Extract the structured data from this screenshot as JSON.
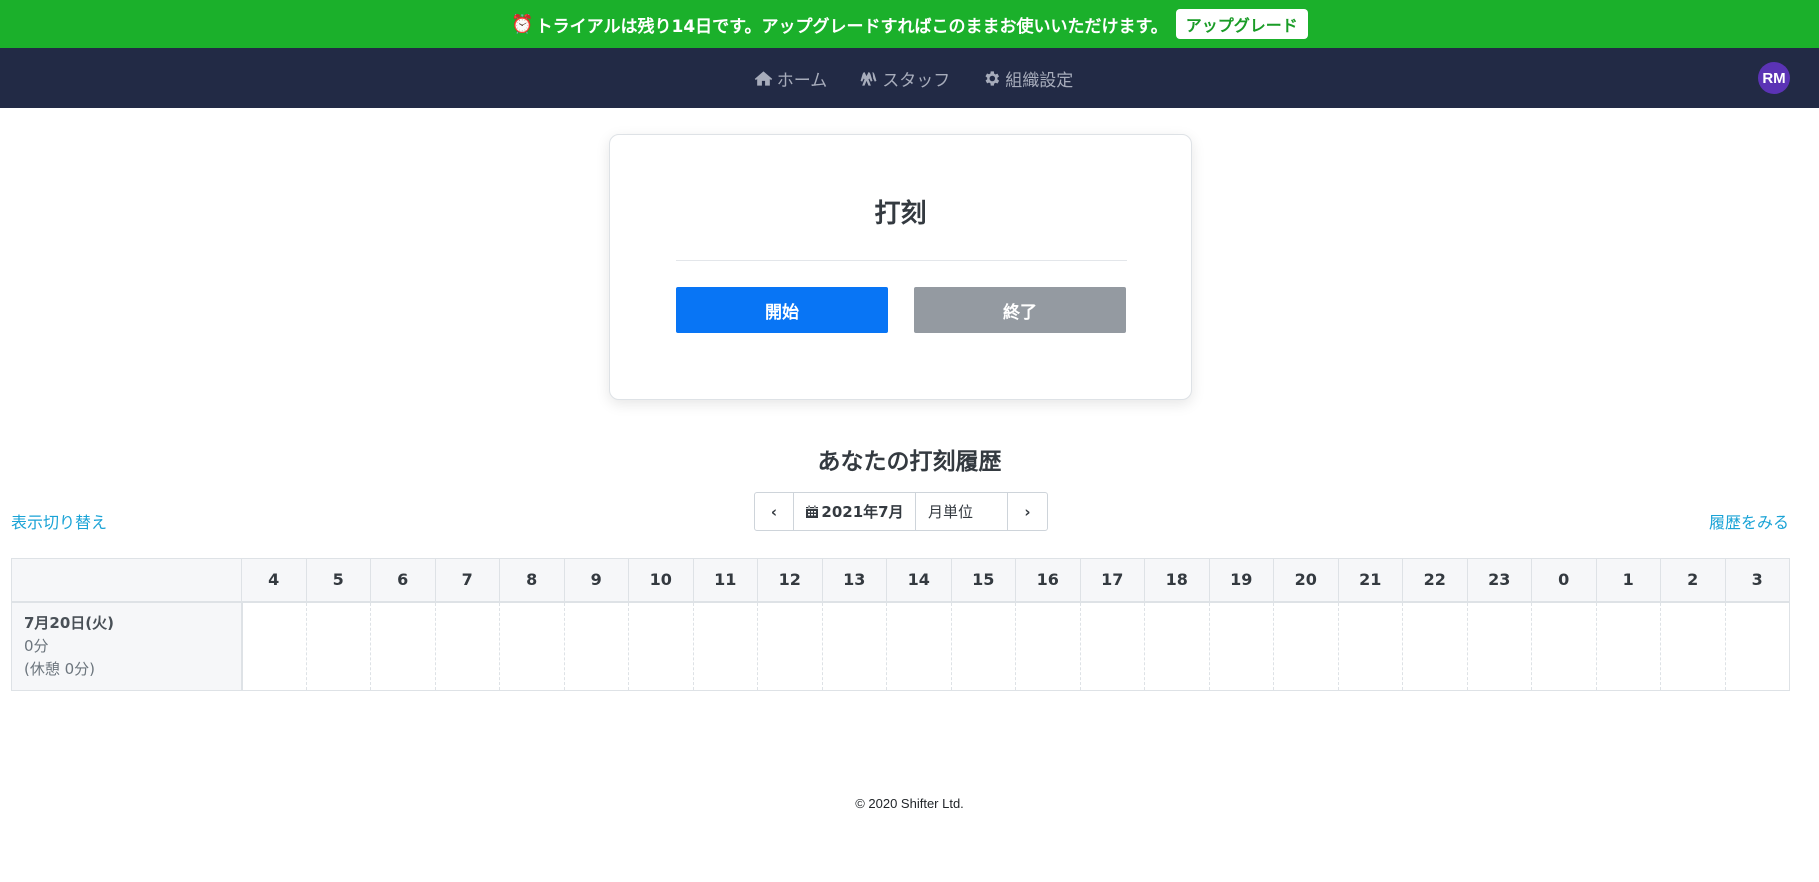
{
  "banner": {
    "alarm_icon": "⏰",
    "message": "トライアルは残り14日です。アップグレードすればこのままお使いいただけます。",
    "upgrade_label": "アップグレード",
    "background": "#1bb02b"
  },
  "nav": {
    "items": [
      {
        "label": "ホーム",
        "icon": "home-icon"
      },
      {
        "label": "スタッフ",
        "icon": "staff-icon"
      },
      {
        "label": "組織設定",
        "icon": "gear-icon"
      }
    ],
    "avatar_initials": "RM",
    "background": "#222a45"
  },
  "punch": {
    "title": "打刻",
    "start_label": "開始",
    "end_label": "終了",
    "start_color": "#0875f5",
    "end_color": "#949aa1"
  },
  "history": {
    "title": "あなたの打刻履歴",
    "toggle_label": "表示切り替え",
    "view_history_label": "履歴をみる",
    "month_label": "2021年7月",
    "unit_label": "月単位",
    "hours": [
      "4",
      "5",
      "6",
      "7",
      "8",
      "9",
      "10",
      "11",
      "12",
      "13",
      "14",
      "15",
      "16",
      "17",
      "18",
      "19",
      "20",
      "21",
      "22",
      "23",
      "0",
      "1",
      "2",
      "3"
    ],
    "rows": [
      {
        "date": "7月20日(火)",
        "duration": "0分",
        "break": "(休憩 0分)"
      }
    ]
  },
  "footer": {
    "copyright": "© 2020 Shifter Ltd."
  }
}
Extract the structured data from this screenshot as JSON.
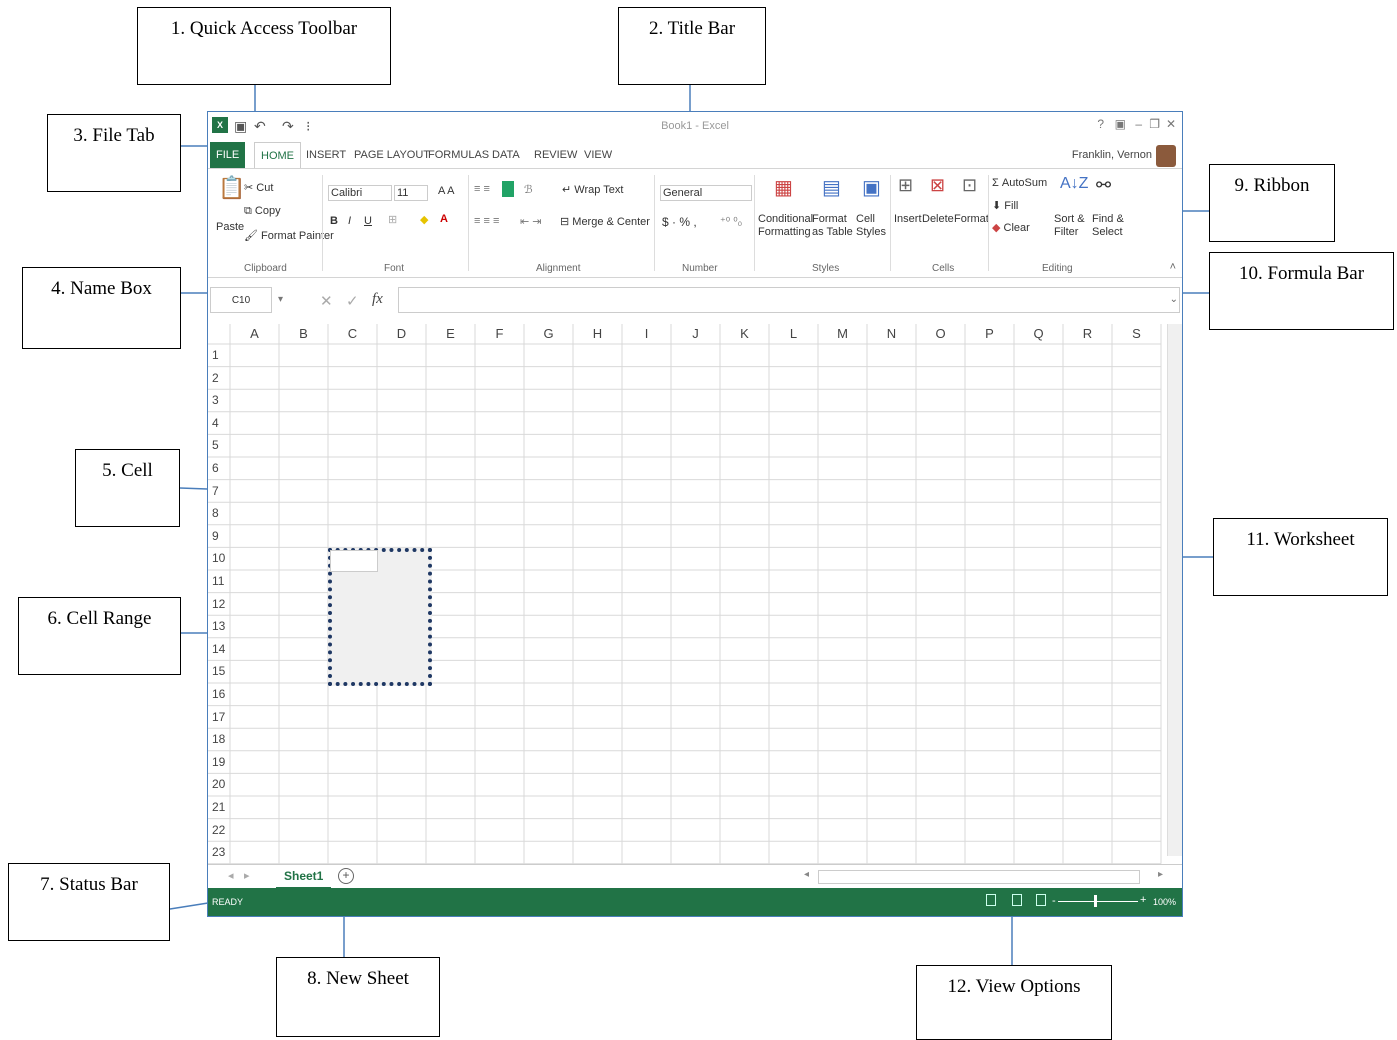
{
  "callouts": {
    "quick_access_toolbar": "1. Quick Access Toolbar",
    "title_bar": "2. Title Bar",
    "file_tab": "3. File Tab",
    "name_box": "4. Name Box",
    "cell": "5. Cell",
    "cell_range": "6. Cell Range",
    "status_bar": "7. Status Bar",
    "new_sheet": "8. New Sheet",
    "ribbon": "9. Ribbon",
    "formula_bar": "10. Formula Bar",
    "worksheet": "11. Worksheet",
    "view_options": "12. View Options"
  },
  "excel": {
    "title": "Book1 - Excel",
    "user": "Franklin, Vernon",
    "tabs": [
      "FILE",
      "HOME",
      "INSERT",
      "PAGE LAYOUT",
      "FORMULAS",
      "DATA",
      "REVIEW",
      "VIEW"
    ],
    "ribbon": {
      "clipboard": {
        "paste": "Paste",
        "cut": "Cut",
        "copy": "Copy",
        "format_painter": "Format Painter",
        "group": "Clipboard"
      },
      "font": {
        "name": "Calibri",
        "size": "11",
        "group": "Font"
      },
      "alignment": {
        "wrap": "Wrap Text",
        "merge": "Merge & Center",
        "group": "Alignment"
      },
      "number": {
        "format": "General",
        "group": "Number"
      },
      "styles": {
        "conditional": "Conditional Formatting",
        "format_as_table": "Format as Table",
        "cell_styles": "Cell Styles",
        "group": "Styles"
      },
      "cells": {
        "insert": "Insert",
        "delete": "Delete",
        "format": "Format",
        "group": "Cells"
      },
      "editing": {
        "autosum": "AutoSum",
        "fill": "Fill",
        "clear": "Clear",
        "sort": "Sort & Filter",
        "find": "Find & Select",
        "group": "Editing"
      }
    },
    "name_box": "C10",
    "fx": "fx",
    "columns": [
      "A",
      "B",
      "C",
      "D",
      "E",
      "F",
      "G",
      "H",
      "I",
      "J",
      "K",
      "L",
      "M",
      "N",
      "O",
      "P",
      "Q",
      "R",
      "S"
    ],
    "rows": [
      "1",
      "2",
      "3",
      "4",
      "5",
      "6",
      "7",
      "8",
      "9",
      "10",
      "11",
      "12",
      "13",
      "14",
      "15",
      "16",
      "17",
      "18",
      "19",
      "20",
      "21",
      "22",
      "23"
    ],
    "sheet": "Sheet1",
    "new_sheet_symbol": "+",
    "status": "READY",
    "zoom": "100%"
  }
}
+ + + + + + +
WHAT IS BEING ASKED. Every line above should be returned word for word, with the pictures left behind.

COMPLETE RESPONSE.
Extract the structured data from this screenshot as JSON.
{
  "banner": {
    "alarm_icon": "⏰",
    "message": "トライアルは残り14日です。アップグレードすればこのままお使いいただけます。",
    "upgrade_label": "アップグレード",
    "background": "#1bb02b"
  },
  "nav": {
    "items": [
      {
        "label": "ホーム",
        "icon": "home-icon"
      },
      {
        "label": "スタッフ",
        "icon": "staff-icon"
      },
      {
        "label": "組織設定",
        "icon": "gear-icon"
      }
    ],
    "avatar_initials": "RM",
    "background": "#222a45"
  },
  "punch": {
    "title": "打刻",
    "start_label": "開始",
    "end_label": "終了",
    "start_color": "#0875f5",
    "end_color": "#949aa1"
  },
  "history": {
    "title": "あなたの打刻履歴",
    "toggle_label": "表示切り替え",
    "view_history_label": "履歴をみる",
    "month_label": "2021年7月",
    "unit_label": "月単位",
    "hours": [
      "4",
      "5",
      "6",
      "7",
      "8",
      "9",
      "10",
      "11",
      "12",
      "13",
      "14",
      "15",
      "16",
      "17",
      "18",
      "19",
      "20",
      "21",
      "22",
      "23",
      "0",
      "1",
      "2",
      "3"
    ],
    "rows": [
      {
        "date": "7月20日(火)",
        "duration": "0分",
        "break": "(休憩 0分)"
      }
    ]
  },
  "footer": {
    "copyright": "© 2020 Shifter Ltd."
  }
}
Extract the structured data from this screenshot as JSON.
{
  "callouts": {
    "quick_access_toolbar": "1. Quick Access Toolbar",
    "title_bar": "2. Title Bar",
    "file_tab": "3. File Tab",
    "name_box": "4. Name Box",
    "cell": "5. Cell",
    "cell_range": "6. Cell Range",
    "status_bar": "7. Status Bar",
    "new_sheet": "8. New Sheet",
    "ribbon": "9. Ribbon",
    "formula_bar": "10. Formula Bar",
    "worksheet": "11. Worksheet",
    "view_options": "12. View Options"
  },
  "excel": {
    "title": "Book1 - Excel",
    "user": "Franklin, Vernon",
    "tabs": [
      "FILE",
      "HOME",
      "INSERT",
      "PAGE LAYOUT",
      "FORMULAS",
      "DATA",
      "REVIEW",
      "VIEW"
    ],
    "ribbon": {
      "clipboard": {
        "paste": "Paste",
        "cut": "Cut",
        "copy": "Copy",
        "format_painter": "Format Painter",
        "group": "Clipboard"
      },
      "font": {
        "name": "Calibri",
        "size": "11",
        "group": "Font"
      },
      "alignment": {
        "wrap": "Wrap Text",
        "merge": "Merge & Center",
        "group": "Alignment"
      },
      "number": {
        "format": "General",
        "group": "Number"
      },
      "styles": {
        "conditional": "Conditional Formatting",
        "format_as_table": "Format as Table",
        "cell_styles": "Cell Styles",
        "group": "Styles"
      },
      "cells": {
        "insert": "Insert",
        "delete": "Delete",
        "format": "Format",
        "group": "Cells"
      },
      "editing": {
        "autosum": "AutoSum",
        "fill": "Fill",
        "clear": "Clear",
        "sort": "Sort & Filter",
        "find": "Find & Select",
        "group": "Editing"
      }
    },
    "name_box": "C10",
    "fx": "fx",
    "columns": [
      "A",
      "B",
      "C",
      "D",
      "E",
      "F",
      "G",
      "H",
      "I",
      "J",
      "K",
      "L",
      "M",
      "N",
      "O",
      "P",
      "Q",
      "R",
      "S"
    ],
    "rows": [
      "1",
      "2",
      "3",
      "4",
      "5",
      "6",
      "7",
      "8",
      "9",
      "10",
      "11",
      "12",
      "13",
      "14",
      "15",
      "16",
      "17",
      "18",
      "19",
      "20",
      "21",
      "22",
      "23"
    ],
    "sheet": "Sheet1",
    "new_sheet_symbol": "+",
    "status": "READY",
    "zoom": "100%"
  }
}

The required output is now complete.